DATA PROVIDED:
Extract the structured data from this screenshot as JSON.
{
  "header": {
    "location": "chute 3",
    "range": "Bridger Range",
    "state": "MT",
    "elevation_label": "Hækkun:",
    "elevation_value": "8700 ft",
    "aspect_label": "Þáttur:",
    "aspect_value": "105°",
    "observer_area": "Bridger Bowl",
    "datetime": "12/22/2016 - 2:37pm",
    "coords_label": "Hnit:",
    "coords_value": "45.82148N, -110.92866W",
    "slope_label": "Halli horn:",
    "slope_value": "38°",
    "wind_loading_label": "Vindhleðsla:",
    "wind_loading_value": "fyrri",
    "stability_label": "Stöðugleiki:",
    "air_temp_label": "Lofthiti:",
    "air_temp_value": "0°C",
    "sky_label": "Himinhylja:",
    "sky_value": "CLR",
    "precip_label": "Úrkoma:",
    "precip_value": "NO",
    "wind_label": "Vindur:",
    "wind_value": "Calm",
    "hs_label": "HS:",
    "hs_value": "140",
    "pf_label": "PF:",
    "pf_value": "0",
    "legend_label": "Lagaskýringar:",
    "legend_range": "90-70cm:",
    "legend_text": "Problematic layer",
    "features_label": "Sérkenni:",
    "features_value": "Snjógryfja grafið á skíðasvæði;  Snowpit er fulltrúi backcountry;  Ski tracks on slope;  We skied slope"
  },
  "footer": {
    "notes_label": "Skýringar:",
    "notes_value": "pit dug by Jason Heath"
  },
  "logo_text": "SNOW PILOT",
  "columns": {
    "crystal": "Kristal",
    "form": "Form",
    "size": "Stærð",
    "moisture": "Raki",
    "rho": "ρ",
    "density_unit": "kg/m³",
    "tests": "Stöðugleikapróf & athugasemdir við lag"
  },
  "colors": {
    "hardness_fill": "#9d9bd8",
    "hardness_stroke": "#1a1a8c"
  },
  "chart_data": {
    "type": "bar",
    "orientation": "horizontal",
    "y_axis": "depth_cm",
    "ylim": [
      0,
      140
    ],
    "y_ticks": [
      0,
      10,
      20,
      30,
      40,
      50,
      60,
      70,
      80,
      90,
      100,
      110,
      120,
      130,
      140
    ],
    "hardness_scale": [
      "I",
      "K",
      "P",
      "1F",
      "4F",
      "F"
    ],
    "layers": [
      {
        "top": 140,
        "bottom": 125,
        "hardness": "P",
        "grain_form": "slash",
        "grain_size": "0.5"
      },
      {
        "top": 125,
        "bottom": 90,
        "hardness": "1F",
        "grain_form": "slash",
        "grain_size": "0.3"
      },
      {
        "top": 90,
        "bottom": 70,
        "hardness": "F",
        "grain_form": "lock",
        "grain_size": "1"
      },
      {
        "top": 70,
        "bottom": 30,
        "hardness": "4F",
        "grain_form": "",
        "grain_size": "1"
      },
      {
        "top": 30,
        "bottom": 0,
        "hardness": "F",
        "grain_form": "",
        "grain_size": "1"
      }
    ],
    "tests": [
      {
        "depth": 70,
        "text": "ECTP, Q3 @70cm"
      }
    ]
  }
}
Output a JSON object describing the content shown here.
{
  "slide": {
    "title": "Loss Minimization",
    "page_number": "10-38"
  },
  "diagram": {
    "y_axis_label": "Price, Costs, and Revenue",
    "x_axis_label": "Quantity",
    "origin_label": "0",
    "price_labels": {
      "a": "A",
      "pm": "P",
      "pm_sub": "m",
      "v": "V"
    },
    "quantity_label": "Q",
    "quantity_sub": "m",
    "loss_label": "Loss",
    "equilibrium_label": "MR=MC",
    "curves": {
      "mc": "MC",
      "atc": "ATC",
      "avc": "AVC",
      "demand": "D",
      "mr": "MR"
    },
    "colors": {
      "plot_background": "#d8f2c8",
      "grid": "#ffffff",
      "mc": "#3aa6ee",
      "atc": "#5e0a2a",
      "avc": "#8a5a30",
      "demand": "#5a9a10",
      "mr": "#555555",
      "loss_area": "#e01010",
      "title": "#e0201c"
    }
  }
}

CHALLENGE: Reproduce the data in its entirety, matching each character.

RESPONSE:
Extract the structured data from this screenshot as JSON.
{
  "header": {
    "location": "chute 3",
    "range": "Bridger Range",
    "state": "MT",
    "elevation_label": "Hækkun:",
    "elevation_value": "8700 ft",
    "aspect_label": "Þáttur:",
    "aspect_value": "105°",
    "observer_area": "Bridger Bowl",
    "datetime": "12/22/2016 - 2:37pm",
    "coords_label": "Hnit:",
    "coords_value": "45.82148N, -110.92866W",
    "slope_label": "Halli horn:",
    "slope_value": "38°",
    "wind_loading_label": "Vindhleðsla:",
    "wind_loading_value": "fyrri",
    "stability_label": "Stöðugleiki:",
    "air_temp_label": "Lofthiti:",
    "air_temp_value": "0°C",
    "sky_label": "Himinhylja:",
    "sky_value": "CLR",
    "precip_label": "Úrkoma:",
    "precip_value": "NO",
    "wind_label": "Vindur:",
    "wind_value": "Calm",
    "hs_label": "HS:",
    "hs_value": "140",
    "pf_label": "PF:",
    "pf_value": "0",
    "legend_label": "Lagaskýringar:",
    "legend_range": "90-70cm:",
    "legend_text": "Problematic layer",
    "features_label": "Sérkenni:",
    "features_value": "Snjógryfja grafið á skíðasvæði;  Snowpit er fulltrúi backcountry;  Ski tracks on slope;  We skied slope"
  },
  "footer": {
    "notes_label": "Skýringar:",
    "notes_value": "pit dug by Jason Heath"
  },
  "logo_text": "SNOW PILOT",
  "columns": {
    "crystal": "Kristal",
    "form": "Form",
    "size": "Stærð",
    "moisture": "Raki",
    "rho": "ρ",
    "density_unit": "kg/m³",
    "tests": "Stöðugleikapróf & athugasemdir við lag"
  },
  "colors": {
    "hardness_fill": "#9d9bd8",
    "hardness_stroke": "#1a1a8c"
  },
  "chart_data": {
    "type": "bar",
    "orientation": "horizontal",
    "y_axis": "depth_cm",
    "ylim": [
      0,
      140
    ],
    "y_ticks": [
      0,
      10,
      20,
      30,
      40,
      50,
      60,
      70,
      80,
      90,
      100,
      110,
      120,
      130,
      140
    ],
    "hardness_scale": [
      "I",
      "K",
      "P",
      "1F",
      "4F",
      "F"
    ],
    "layers": [
      {
        "top": 140,
        "bottom": 125,
        "hardness": "P",
        "grain_form": "slash",
        "grain_size": "0.5"
      },
      {
        "top": 125,
        "bottom": 90,
        "hardness": "1F",
        "grain_form": "slash",
        "grain_size": "0.3"
      },
      {
        "top": 90,
        "bottom": 70,
        "hardness": "F",
        "grain_form": "lock",
        "grain_size": "1"
      },
      {
        "top": 70,
        "bottom": 30,
        "hardness": "4F",
        "grain_form": "",
        "grain_size": "1"
      },
      {
        "top": 30,
        "bottom": 0,
        "hardness": "F",
        "grain_form": "",
        "grain_size": "1"
      }
    ],
    "tests": [
      {
        "depth": 70,
        "text": "ECTP, Q3 @70cm"
      }
    ]
  }
}
Output a JSON object describing the content shown here.
{
  "slide": {
    "title": "Loss Minimization",
    "page_number": "10-38"
  },
  "diagram": {
    "y_axis_label": "Price, Costs, and Revenue",
    "x_axis_label": "Quantity",
    "origin_label": "0",
    "price_labels": {
      "a": "A",
      "pm": "P",
      "pm_sub": "m",
      "v": "V"
    },
    "quantity_label": "Q",
    "quantity_sub": "m",
    "loss_label": "Loss",
    "equilibrium_label": "MR=MC",
    "curves": {
      "mc": "MC",
      "atc": "ATC",
      "avc": "AVC",
      "demand": "D",
      "mr": "MR"
    },
    "colors": {
      "plot_background": "#d8f2c8",
      "grid": "#ffffff",
      "mc": "#3aa6ee",
      "atc": "#5e0a2a",
      "avc": "#8a5a30",
      "demand": "#5a9a10",
      "mr": "#555555",
      "loss_area": "#e01010",
      "title": "#e0201c"
    }
  }
}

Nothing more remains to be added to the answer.